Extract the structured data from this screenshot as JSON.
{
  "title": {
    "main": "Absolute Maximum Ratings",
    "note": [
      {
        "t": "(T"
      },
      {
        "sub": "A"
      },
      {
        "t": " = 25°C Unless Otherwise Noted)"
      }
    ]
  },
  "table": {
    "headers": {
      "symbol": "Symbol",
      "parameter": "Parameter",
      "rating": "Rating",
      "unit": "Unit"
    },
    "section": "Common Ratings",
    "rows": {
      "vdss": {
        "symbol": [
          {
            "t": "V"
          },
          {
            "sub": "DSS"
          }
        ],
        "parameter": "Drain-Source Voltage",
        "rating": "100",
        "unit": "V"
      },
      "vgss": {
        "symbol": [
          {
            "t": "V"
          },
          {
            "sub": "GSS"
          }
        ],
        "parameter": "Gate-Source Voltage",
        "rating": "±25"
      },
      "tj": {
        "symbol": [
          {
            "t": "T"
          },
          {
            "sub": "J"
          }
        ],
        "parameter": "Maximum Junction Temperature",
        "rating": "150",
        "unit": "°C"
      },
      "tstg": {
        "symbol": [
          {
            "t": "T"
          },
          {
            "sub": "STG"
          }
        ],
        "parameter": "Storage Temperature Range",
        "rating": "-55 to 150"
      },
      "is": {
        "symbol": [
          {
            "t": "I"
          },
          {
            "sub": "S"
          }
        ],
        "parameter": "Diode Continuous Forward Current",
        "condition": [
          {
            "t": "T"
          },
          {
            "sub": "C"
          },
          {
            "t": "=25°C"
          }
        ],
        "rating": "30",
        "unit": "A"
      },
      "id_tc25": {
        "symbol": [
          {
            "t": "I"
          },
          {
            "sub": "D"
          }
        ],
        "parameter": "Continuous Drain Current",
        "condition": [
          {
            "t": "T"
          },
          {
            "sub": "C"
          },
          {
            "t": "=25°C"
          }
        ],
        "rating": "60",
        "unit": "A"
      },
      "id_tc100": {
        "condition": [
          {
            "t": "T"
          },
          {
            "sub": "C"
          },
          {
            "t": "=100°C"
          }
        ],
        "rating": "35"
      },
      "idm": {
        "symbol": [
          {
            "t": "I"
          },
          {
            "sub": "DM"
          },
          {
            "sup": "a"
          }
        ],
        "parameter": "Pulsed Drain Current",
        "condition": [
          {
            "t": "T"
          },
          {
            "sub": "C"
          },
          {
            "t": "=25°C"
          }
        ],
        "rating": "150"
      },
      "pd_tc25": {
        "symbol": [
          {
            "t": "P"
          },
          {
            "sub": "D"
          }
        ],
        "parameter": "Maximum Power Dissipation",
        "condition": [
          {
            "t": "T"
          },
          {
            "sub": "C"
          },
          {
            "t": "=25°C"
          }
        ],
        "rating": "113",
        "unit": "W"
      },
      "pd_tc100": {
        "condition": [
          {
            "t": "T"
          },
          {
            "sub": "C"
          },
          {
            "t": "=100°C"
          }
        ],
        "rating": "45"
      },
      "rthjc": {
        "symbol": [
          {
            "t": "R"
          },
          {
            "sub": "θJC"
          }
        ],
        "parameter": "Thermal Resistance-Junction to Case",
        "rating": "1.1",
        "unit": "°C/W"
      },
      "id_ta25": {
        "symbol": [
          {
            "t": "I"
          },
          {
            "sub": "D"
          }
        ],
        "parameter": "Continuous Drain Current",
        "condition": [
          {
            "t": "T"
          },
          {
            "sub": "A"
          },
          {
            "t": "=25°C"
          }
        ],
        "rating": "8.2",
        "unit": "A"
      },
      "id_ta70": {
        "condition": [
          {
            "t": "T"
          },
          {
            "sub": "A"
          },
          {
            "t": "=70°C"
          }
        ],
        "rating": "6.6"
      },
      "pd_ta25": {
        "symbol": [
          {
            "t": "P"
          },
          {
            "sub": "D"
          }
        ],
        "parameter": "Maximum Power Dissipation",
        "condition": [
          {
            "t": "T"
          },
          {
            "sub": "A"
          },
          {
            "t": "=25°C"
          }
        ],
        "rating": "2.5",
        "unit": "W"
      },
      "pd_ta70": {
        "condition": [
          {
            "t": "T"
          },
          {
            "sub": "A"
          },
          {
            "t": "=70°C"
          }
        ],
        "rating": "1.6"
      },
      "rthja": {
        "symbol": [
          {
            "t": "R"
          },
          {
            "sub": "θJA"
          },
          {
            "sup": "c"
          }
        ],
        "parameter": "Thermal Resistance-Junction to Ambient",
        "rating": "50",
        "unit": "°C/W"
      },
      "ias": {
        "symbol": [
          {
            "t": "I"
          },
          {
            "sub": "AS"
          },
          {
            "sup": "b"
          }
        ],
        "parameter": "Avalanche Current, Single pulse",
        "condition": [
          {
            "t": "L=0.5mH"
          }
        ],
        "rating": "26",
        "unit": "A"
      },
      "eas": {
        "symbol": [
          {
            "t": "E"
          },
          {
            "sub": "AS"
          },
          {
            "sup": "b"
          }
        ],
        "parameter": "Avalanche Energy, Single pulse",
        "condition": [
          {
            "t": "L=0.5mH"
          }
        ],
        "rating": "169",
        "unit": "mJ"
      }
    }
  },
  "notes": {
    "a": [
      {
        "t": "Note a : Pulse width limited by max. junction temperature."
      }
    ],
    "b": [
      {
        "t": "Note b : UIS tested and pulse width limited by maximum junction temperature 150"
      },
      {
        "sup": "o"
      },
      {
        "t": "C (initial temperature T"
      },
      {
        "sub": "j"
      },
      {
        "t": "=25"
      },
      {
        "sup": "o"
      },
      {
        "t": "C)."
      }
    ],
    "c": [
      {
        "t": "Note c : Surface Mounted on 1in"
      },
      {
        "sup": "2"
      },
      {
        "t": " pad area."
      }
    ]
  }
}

==========

*Short problem*. Determine how many lines of the material include the string "Source". Output only that count.

*Solved problem*. 2